Provided passage:
★ ★ ★
I think you're missing what I am saying. The multiplication by 10 looks like
magic value to increase resolution based on a single observation you noticed.

The feedback I am giving is that this needs to be better explained, in
a comment. And instead of multiplying by 10 multiply by 1000. Saying this is
enough based on a single observation is not adequate IMO.

Also the difference is tiny. Could you actually measure a difference in overall
power with and without this extra decimal point resolution? It might be better
to run at 816MHz and go back to idle faster. So the trade-off is not clear cut
to me.

So generally I am not keen on magic values based on single observations.
I think removing this or use 1000 is better.

AFAICT you decided that 0.1uW is worth caring about. But 0.19uW difference
isn't.

I can't see how much difference this makes in practice tbh. But using more
uniform conversion so that the cost is in nW (keep the power field in uW) makes
more sense at least.

It still raises the question whether this minuscule cost difference is actually
better taken into account. I think the perf/watt for 816MHz is much better so
skipping 600MHz as inefficient looks better to me.

2024-01-16 15:33:42

by Lukasz Luba

[permalink] [raw]
Subject: Re: [PATCH v5 15/23] PM: EM: Optimize em_cpu_energy() and remove division



On 1/16/24 13:10, Qais Yousef wrote:
> On 01/15/24 12:36, Lukasz Luba wrote:
>>
>>
>> On 1/15/24 12:21, Qais Yousef wrote:
>>> On 01/10/24 13:53, Lukasz Luba wrote:
>>>>
>>>>
>>>> On 1/4/24 19:23, Qais Yousef wrote:
>>>>> On 01/02/24 11:47, Lukasz Luba wrote:
>>>>>>> Did you see a problem or just being extra cautious here?
★ ★ ★
Data block:
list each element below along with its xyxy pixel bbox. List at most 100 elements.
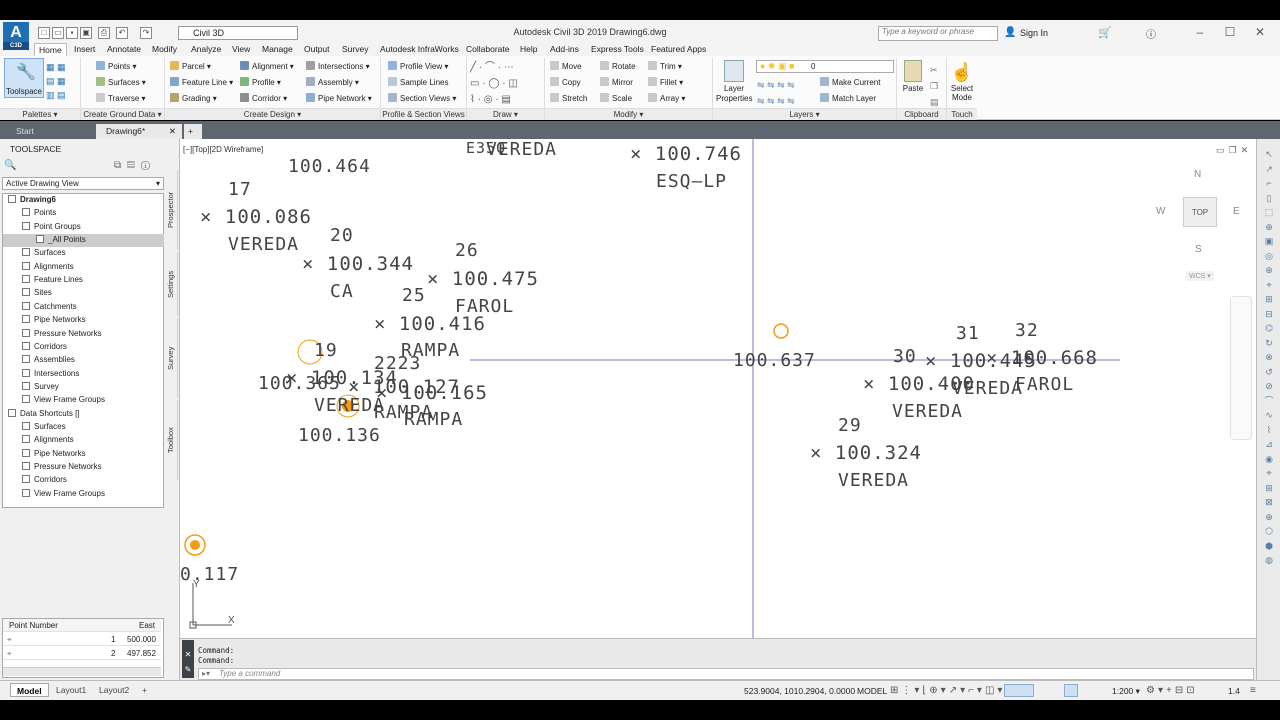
★ ★ ★
Written instruction:
In the mailing list thread, what number does the reviewer suggest multiplying by instead of 10? The listing comes from a different source than the thread above.

Written response:
1000